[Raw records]
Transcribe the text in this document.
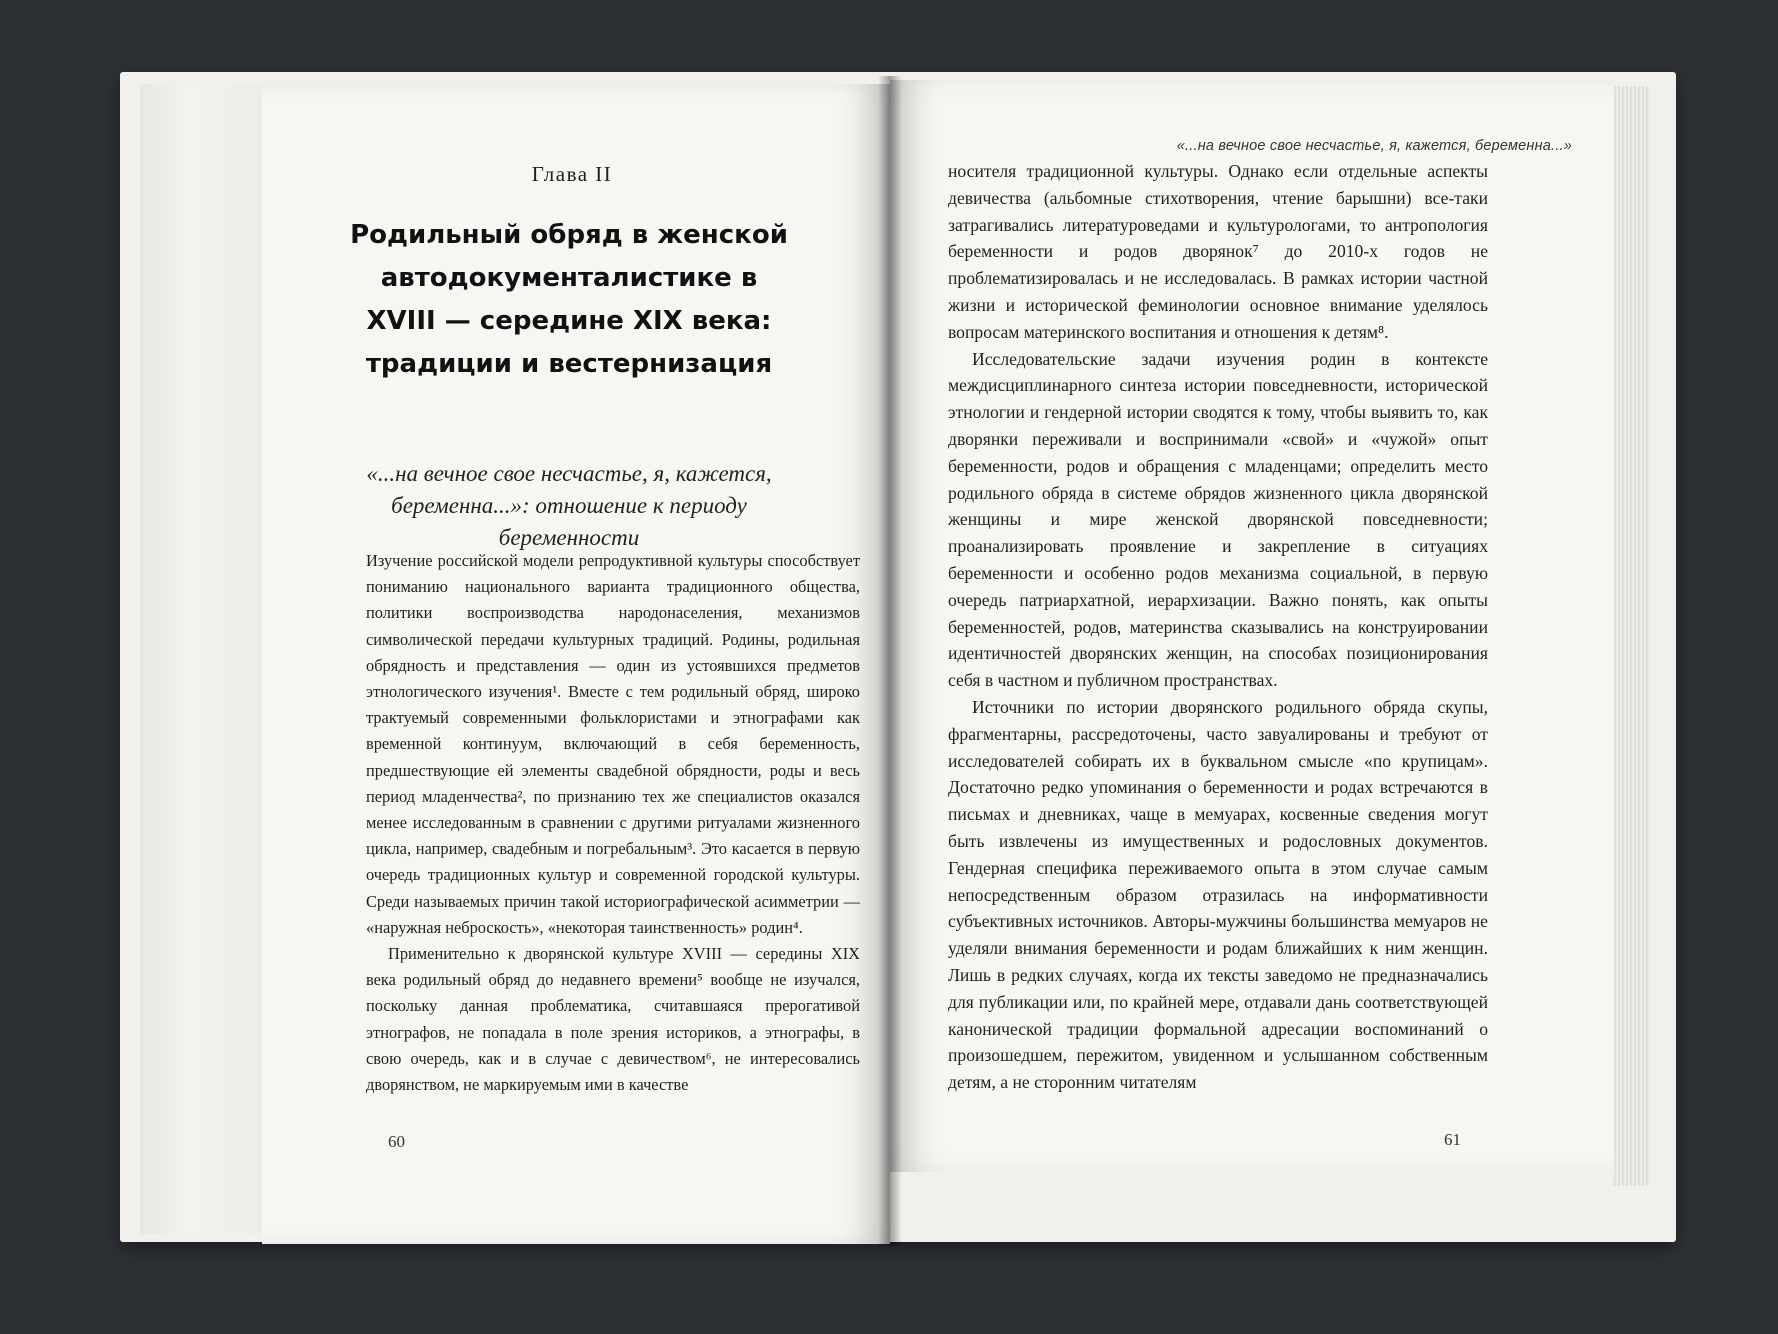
Глава II
Родильный обряд в женской автодокументалистике в XVIII — середине XIX века: традиции и вестернизация
«...на вечное свое несчастье, я, кажется, беременна...»: отношение к периоду беременности

Изучение российской модели репродуктивной культуры способствует пониманию национального варианта традиционного общества, политики воспроизводства народонаселения, механизмов символической передачи культурных традиций. Родины, родильная обрядность и представления — один из устоявшихся предметов этнологического изучения¹. Вместе с тем родильный обряд, широко трактуемый современными фольклористами и этнографами как временной континуум, включающий в себя беременность, предшествующие ей элементы свадебной обрядности, роды и весь период младенчества², по признанию тех же специалистов оказался менее исследованным в сравнении с другими ритуалами жизненного цикла, например, свадебным и погребальным³. Это касается в первую очередь традиционных культур и современной городской культуры. Среди называемых причин такой историографической асимметрии — «наружная неброскость», «некоторая таинственность» родин⁴.

Применительно к дворянской культуре XVIII — середины XIX века родильный обряд до недавнего времени⁵ вообще не изучался, поскольку данная проблематика, считавшаяся прерогативой этнографов, не попадала в поле зрения историков, а этнографы, в свою очередь, как и в случае с девичеством⁶, не интересовались дворянством, не маркируемым ими в качестве

60
«...на вечное свое несчастье, я, кажется, беременна...»

носителя традиционной культуры. Однако если отдельные аспекты девичества (альбомные стихотворения, чтение барышни) все-таки затрагивались литературоведами и культурологами, то антропология беременности и родов дворянок⁷ до 2010-х годов не проблематизировалась и не исследовалась. В рамках истории частной жизни и исторической феминологии основное внимание уделялось вопросам материнского воспитания и отношения к детям⁸.

Исследовательские задачи изучения родин в контексте междисциплинарного синтеза истории повседневности, исторической этнологии и гендерной истории сводятся к тому, чтобы выявить то, как дворянки переживали и воспринимали «свой» и «чужой» опыт беременности, родов и обращения с младенцами; определить место родильного обряда в системе обрядов жизненного цикла дворянской женщины и мире женской дворянской повседневности; проанализировать проявление и закрепление в ситуациях беременности и особенно родов механизма социальной, в первую очередь патриархатной, иерархизации. Важно понять, как опыты беременностей, родов, материнства сказывались на конструировании идентичностей дворянских женщин, на способах позиционирования себя в частном и публичном пространствах.

Источники по истории дворянского родильного обряда скупы, фрагментарны, рассредоточены, часто завуалированы и требуют от исследователей собирать их в буквальном смысле «по крупицам». Достаточно редко упоминания о беременности и родах встречаются в письмах и дневниках, чаще в мемуарах, косвенные сведения могут быть извлечены из имущественных и родословных документов. Гендерная специфика переживаемого опыта в этом случае самым непосредственным образом отразилась на информативности субъективных источников. Авторы-мужчины большинства мемуаров не уделяли внимания беременности и родам ближайших к ним женщин. Лишь в редких случаях, когда их тексты заведомо не предназначались для публикации или, по крайней мере, отдавали дань соответствующей канонической традиции формальной адресации воспоминаний о произошедшем, пережитом, увиденном и услышанном собственным детям, а не сторонним читателям

61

Directions
Give the data again exactly as written, with all pictures left out.

Task output
Transcribe the text in this document.
Глава II
Родильный обряд в женской автодокументалистике в XVIII — середине XIX века: традиции и вестернизация
«...на вечное свое несчастье, я, кажется, беременна...»: отношение к периоду беременности

Изучение российской модели репродуктивной культуры способствует пониманию национального варианта традиционного общества, политики воспроизводства народонаселения, механизмов символической передачи культурных традиций. Родины, родильная обрядность и представления — один из устоявшихся предметов этнологического изучения¹. Вместе с тем родильный обряд, широко трактуемый современными фольклористами и этнографами как временной континуум, включающий в себя беременность, предшествующие ей элементы свадебной обрядности, роды и весь период младенчества², по признанию тех же специалистов оказался менее исследованным в сравнении с другими ритуалами жизненного цикла, например, свадебным и погребальным³. Это касается в первую очередь традиционных культур и современной городской культуры. Среди называемых причин такой историографической асимметрии — «наружная неброскость», «некоторая таинственность» родин⁴.

Применительно к дворянской культуре XVIII — середины XIX века родильный обряд до недавнего времени⁵ вообще не изучался, поскольку данная проблематика, считавшаяся прерогативой этнографов, не попадала в поле зрения историков, а этнографы, в свою очередь, как и в случае с девичеством⁶, не интересовались дворянством, не маркируемым ими в качестве

60
«...на вечное свое несчастье, я, кажется, беременна...»

носителя традиционной культуры. Однако если отдельные аспекты девичества (альбомные стихотворения, чтение барышни) все-таки затрагивались литературоведами и культурологами, то антропология беременности и родов дворянок⁷ до 2010-х годов не проблематизировалась и не исследовалась. В рамках истории частной жизни и исторической феминологии основное внимание уделялось вопросам материнского воспитания и отношения к детям⁸.

Исследовательские задачи изучения родин в контексте междисциплинарного синтеза истории повседневности, исторической этнологии и гендерной истории сводятся к тому, чтобы выявить то, как дворянки переживали и воспринимали «свой» и «чужой» опыт беременности, родов и обращения с младенцами; определить место родильного обряда в системе обрядов жизненного цикла дворянской женщины и мире женской дворянской повседневности; проанализировать проявление и закрепление в ситуациях беременности и особенно родов механизма социальной, в первую очередь патриархатной, иерархизации. Важно понять, как опыты беременностей, родов, материнства сказывались на конструировании идентичностей дворянских женщин, на способах позиционирования себя в частном и публичном пространствах.

Источники по истории дворянского родильного обряда скупы, фрагментарны, рассредоточены, часто завуалированы и требуют от исследователей собирать их в буквальном смысле «по крупицам». Достаточно редко упоминания о беременности и родах встречаются в письмах и дневниках, чаще в мемуарах, косвенные сведения могут быть извлечены из имущественных и родословных документов. Гендерная специфика переживаемого опыта в этом случае самым непосредственным образом отразилась на информативности субъективных источников. Авторы-мужчины большинства мемуаров не уделяли внимания беременности и родам ближайших к ним женщин. Лишь в редких случаях, когда их тексты заведомо не предназначались для публикации или, по крайней мере, отдавали дань соответствующей канонической традиции формальной адресации воспоминаний о произошедшем, пережитом, увиденном и услышанном собственным детям, а не сторонним читателям

61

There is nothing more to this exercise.